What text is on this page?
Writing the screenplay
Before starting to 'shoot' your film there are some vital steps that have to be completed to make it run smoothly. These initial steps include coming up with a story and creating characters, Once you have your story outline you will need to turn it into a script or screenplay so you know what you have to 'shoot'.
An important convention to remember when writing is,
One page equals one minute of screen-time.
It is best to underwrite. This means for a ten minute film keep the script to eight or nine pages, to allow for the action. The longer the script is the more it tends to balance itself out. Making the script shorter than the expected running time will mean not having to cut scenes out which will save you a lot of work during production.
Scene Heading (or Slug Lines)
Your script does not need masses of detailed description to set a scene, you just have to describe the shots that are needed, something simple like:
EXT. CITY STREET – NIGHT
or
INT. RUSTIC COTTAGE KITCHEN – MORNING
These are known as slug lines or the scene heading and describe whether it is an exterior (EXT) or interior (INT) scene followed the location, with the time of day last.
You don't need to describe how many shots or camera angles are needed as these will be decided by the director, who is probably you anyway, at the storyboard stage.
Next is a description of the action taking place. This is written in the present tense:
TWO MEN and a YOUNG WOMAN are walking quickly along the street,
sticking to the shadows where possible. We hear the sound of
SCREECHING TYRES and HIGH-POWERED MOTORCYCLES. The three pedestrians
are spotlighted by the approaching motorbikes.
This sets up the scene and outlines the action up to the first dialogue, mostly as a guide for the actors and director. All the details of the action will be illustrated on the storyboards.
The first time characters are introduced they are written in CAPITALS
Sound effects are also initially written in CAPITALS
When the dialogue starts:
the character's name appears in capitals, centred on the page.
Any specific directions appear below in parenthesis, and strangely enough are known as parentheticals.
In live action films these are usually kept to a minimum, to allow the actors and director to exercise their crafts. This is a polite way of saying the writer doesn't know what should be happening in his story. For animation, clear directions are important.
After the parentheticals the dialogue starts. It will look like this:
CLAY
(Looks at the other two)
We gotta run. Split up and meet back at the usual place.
==*==
▶ [Exercise aim] In the entries above, identify every line with the string "like".

▶ [Answer to the task]
Your script does not need masses of detailed description to set a scene, you just have to describe the shots that are needed, something simple like:
After the parentheticals the dialogue starts. It will look like this:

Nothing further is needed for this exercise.